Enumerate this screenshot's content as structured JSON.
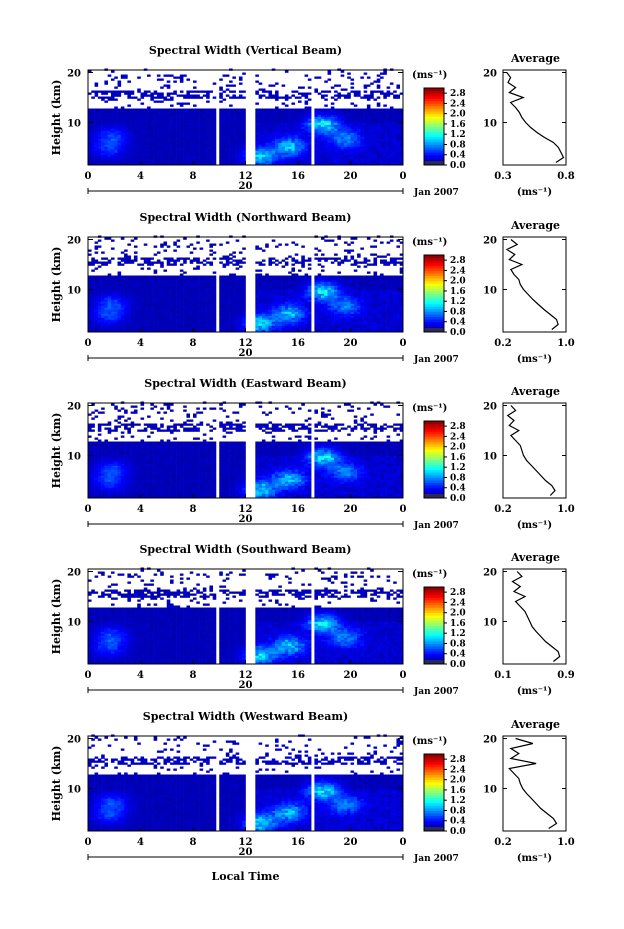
{
  "figure": {
    "xlabel": "Local Time",
    "date_label": "Jan 2007",
    "day_label": "20",
    "cbar_unit": "(ms⁻¹)",
    "avg_title": "Average",
    "avg_xlabel": "(ms⁻¹)"
  },
  "chart_data": [
    {
      "type": "heatmap",
      "title": "Spectral Width (Vertical Beam)",
      "ylabel": "Height (km)",
      "xlabel": "Local Time",
      "x_ticks": [
        "0",
        "4",
        "8",
        "12",
        "16",
        "20",
        "0"
      ],
      "xlim": [
        0,
        24
      ],
      "y_ticks": [
        "10",
        "20"
      ],
      "ylim": [
        1.5,
        20.5
      ],
      "colorbar": {
        "unit": "(ms⁻¹)",
        "ticks": [
          "0.0",
          "0.4",
          "0.8",
          "1.2",
          "1.6",
          "2.0",
          "2.4",
          "2.8"
        ],
        "range": [
          0,
          3.0
        ]
      },
      "data_gaps_hours": [
        [
          9.7,
          10.0
        ],
        [
          12.0,
          12.6
        ],
        [
          17.0,
          17.2
        ]
      ],
      "data_top_km": 12.5,
      "average_profile": {
        "title": "Average",
        "xlabel": "(ms⁻¹)",
        "x_ticks": [
          "0.3",
          "0.8"
        ],
        "xlim": [
          0.3,
          0.8
        ],
        "y_ticks": [
          "10",
          "20"
        ],
        "points": [
          [
            0.72,
            2.0
          ],
          [
            0.78,
            3.0
          ],
          [
            0.76,
            4.0
          ],
          [
            0.74,
            5.0
          ],
          [
            0.7,
            6.0
          ],
          [
            0.63,
            7.0
          ],
          [
            0.57,
            8.0
          ],
          [
            0.52,
            9.0
          ],
          [
            0.48,
            10.0
          ],
          [
            0.45,
            11.0
          ],
          [
            0.43,
            12.0
          ],
          [
            0.4,
            13.0
          ],
          [
            0.36,
            14.0
          ],
          [
            0.46,
            15.0
          ],
          [
            0.35,
            16.0
          ],
          [
            0.4,
            17.0
          ],
          [
            0.34,
            18.0
          ],
          [
            0.36,
            19.0
          ],
          [
            0.33,
            20.0
          ]
        ]
      }
    },
    {
      "type": "heatmap",
      "title": "Spectral Width (Northward Beam)",
      "ylabel": "Height (km)",
      "xlabel": "Local Time",
      "x_ticks": [
        "0",
        "4",
        "8",
        "12",
        "16",
        "20",
        "0"
      ],
      "xlim": [
        0,
        24
      ],
      "y_ticks": [
        "10",
        "20"
      ],
      "ylim": [
        1.5,
        20.5
      ],
      "colorbar": {
        "unit": "(ms⁻¹)",
        "ticks": [
          "0.0",
          "0.4",
          "0.8",
          "1.2",
          "1.6",
          "2.0",
          "2.4",
          "2.8"
        ],
        "range": [
          0,
          3.0
        ]
      },
      "data_gaps_hours": [
        [
          9.7,
          10.0
        ],
        [
          12.0,
          12.6
        ],
        [
          17.0,
          17.2
        ]
      ],
      "data_top_km": 12.5,
      "average_profile": {
        "title": "Average",
        "xlabel": "(ms⁻¹)",
        "x_ticks": [
          "0.2",
          "1.0"
        ],
        "xlim": [
          0.2,
          1.0
        ],
        "y_ticks": [
          "10",
          "20"
        ],
        "points": [
          [
            0.82,
            2.0
          ],
          [
            0.9,
            3.0
          ],
          [
            0.88,
            4.0
          ],
          [
            0.8,
            5.0
          ],
          [
            0.72,
            6.0
          ],
          [
            0.65,
            7.0
          ],
          [
            0.58,
            8.0
          ],
          [
            0.52,
            9.0
          ],
          [
            0.46,
            10.0
          ],
          [
            0.42,
            11.0
          ],
          [
            0.4,
            12.0
          ],
          [
            0.34,
            13.0
          ],
          [
            0.3,
            14.0
          ],
          [
            0.44,
            15.0
          ],
          [
            0.28,
            16.0
          ],
          [
            0.35,
            17.0
          ],
          [
            0.25,
            18.0
          ],
          [
            0.38,
            19.0
          ],
          [
            0.3,
            20.0
          ]
        ]
      }
    },
    {
      "type": "heatmap",
      "title": "Spectral Width (Eastward Beam)",
      "ylabel": "Height (km)",
      "xlabel": "Local Time",
      "x_ticks": [
        "0",
        "4",
        "8",
        "12",
        "16",
        "20",
        "0"
      ],
      "xlim": [
        0,
        24
      ],
      "y_ticks": [
        "10",
        "20"
      ],
      "ylim": [
        1.5,
        20.5
      ],
      "colorbar": {
        "unit": "(ms⁻¹)",
        "ticks": [
          "0.0",
          "0.4",
          "0.8",
          "1.2",
          "1.6",
          "2.0",
          "2.4",
          "2.8"
        ],
        "range": [
          0,
          3.0
        ]
      },
      "data_gaps_hours": [
        [
          9.7,
          10.0
        ],
        [
          12.0,
          12.6
        ],
        [
          17.0,
          17.2
        ]
      ],
      "data_top_km": 12.5,
      "average_profile": {
        "title": "Average",
        "xlabel": "(ms⁻¹)",
        "x_ticks": [
          "0.2",
          "1.0"
        ],
        "xlim": [
          0.2,
          1.0
        ],
        "y_ticks": [
          "10",
          "20"
        ],
        "points": [
          [
            0.8,
            2.0
          ],
          [
            0.86,
            3.0
          ],
          [
            0.82,
            4.0
          ],
          [
            0.74,
            5.0
          ],
          [
            0.68,
            6.0
          ],
          [
            0.62,
            7.0
          ],
          [
            0.56,
            8.0
          ],
          [
            0.5,
            9.0
          ],
          [
            0.46,
            10.0
          ],
          [
            0.44,
            11.0
          ],
          [
            0.42,
            12.0
          ],
          [
            0.36,
            13.0
          ],
          [
            0.3,
            14.0
          ],
          [
            0.4,
            15.0
          ],
          [
            0.28,
            16.0
          ],
          [
            0.34,
            17.0
          ],
          [
            0.26,
            18.0
          ],
          [
            0.36,
            19.0
          ],
          [
            0.3,
            20.0
          ]
        ]
      }
    },
    {
      "type": "heatmap",
      "title": "Spectral Width (Southward Beam)",
      "ylabel": "Height (km)",
      "xlabel": "Local Time",
      "x_ticks": [
        "0",
        "4",
        "8",
        "12",
        "16",
        "20",
        "0"
      ],
      "xlim": [
        0,
        24
      ],
      "y_ticks": [
        "10",
        "20"
      ],
      "ylim": [
        1.5,
        20.5
      ],
      "colorbar": {
        "unit": "(ms⁻¹)",
        "ticks": [
          "0.0",
          "0.4",
          "0.8",
          "1.2",
          "1.6",
          "2.0",
          "2.4",
          "2.8"
        ],
        "range": [
          0,
          3.0
        ]
      },
      "data_gaps_hours": [
        [
          9.7,
          10.0
        ],
        [
          12.0,
          12.6
        ],
        [
          17.0,
          17.2
        ]
      ],
      "data_top_km": 12.5,
      "average_profile": {
        "title": "Average",
        "xlabel": "(ms⁻¹)",
        "x_ticks": [
          "0.1",
          "0.9"
        ],
        "xlim": [
          0.1,
          0.9
        ],
        "y_ticks": [
          "10",
          "20"
        ],
        "points": [
          [
            0.74,
            2.0
          ],
          [
            0.82,
            3.0
          ],
          [
            0.8,
            4.0
          ],
          [
            0.72,
            5.0
          ],
          [
            0.64,
            6.0
          ],
          [
            0.58,
            7.0
          ],
          [
            0.52,
            8.0
          ],
          [
            0.47,
            9.0
          ],
          [
            0.44,
            10.0
          ],
          [
            0.41,
            11.0
          ],
          [
            0.38,
            12.0
          ],
          [
            0.32,
            13.0
          ],
          [
            0.26,
            14.0
          ],
          [
            0.38,
            15.0
          ],
          [
            0.24,
            16.0
          ],
          [
            0.32,
            17.0
          ],
          [
            0.22,
            18.0
          ],
          [
            0.34,
            19.0
          ],
          [
            0.28,
            20.0
          ]
        ]
      }
    },
    {
      "type": "heatmap",
      "title": "Spectral Width (Westward Beam)",
      "ylabel": "Height (km)",
      "xlabel": "Local Time",
      "x_ticks": [
        "0",
        "4",
        "8",
        "12",
        "16",
        "20",
        "0"
      ],
      "xlim": [
        0,
        24
      ],
      "y_ticks": [
        "10",
        "20"
      ],
      "ylim": [
        1.5,
        20.5
      ],
      "colorbar": {
        "unit": "(ms⁻¹)",
        "ticks": [
          "0.0",
          "0.4",
          "0.8",
          "1.2",
          "1.6",
          "2.0",
          "2.4",
          "2.8"
        ],
        "range": [
          0,
          3.0
        ]
      },
      "data_gaps_hours": [
        [
          9.7,
          10.0
        ],
        [
          12.0,
          12.6
        ],
        [
          17.0,
          17.2
        ]
      ],
      "data_top_km": 12.5,
      "average_profile": {
        "title": "Average",
        "xlabel": "(ms⁻¹)",
        "x_ticks": [
          "0.2",
          "1.0"
        ],
        "xlim": [
          0.2,
          1.0
        ],
        "y_ticks": [
          "10",
          "20"
        ],
        "points": [
          [
            0.78,
            2.0
          ],
          [
            0.88,
            3.0
          ],
          [
            0.84,
            4.0
          ],
          [
            0.76,
            5.0
          ],
          [
            0.68,
            6.0
          ],
          [
            0.62,
            7.0
          ],
          [
            0.56,
            8.0
          ],
          [
            0.5,
            9.0
          ],
          [
            0.45,
            10.0
          ],
          [
            0.42,
            11.0
          ],
          [
            0.4,
            12.0
          ],
          [
            0.34,
            13.0
          ],
          [
            0.28,
            14.0
          ],
          [
            0.62,
            15.0
          ],
          [
            0.3,
            16.0
          ],
          [
            0.4,
            17.0
          ],
          [
            0.3,
            18.0
          ],
          [
            0.58,
            19.0
          ],
          [
            0.36,
            20.0
          ]
        ]
      }
    }
  ]
}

***

**WORK TO BE COMPLETED**: Show the lines of the data that hold the word "Beam".

**SOLUTION**:
      "title": "Spectral Width (Vertical Beam)",
      "title": "Spectral Width (Northward Beam)",
      "title": "Spectral Width (Eastward Beam)",
      "title": "Spectral Width (Southward Beam)",
      "title": "Spectral Width (Westward Beam)",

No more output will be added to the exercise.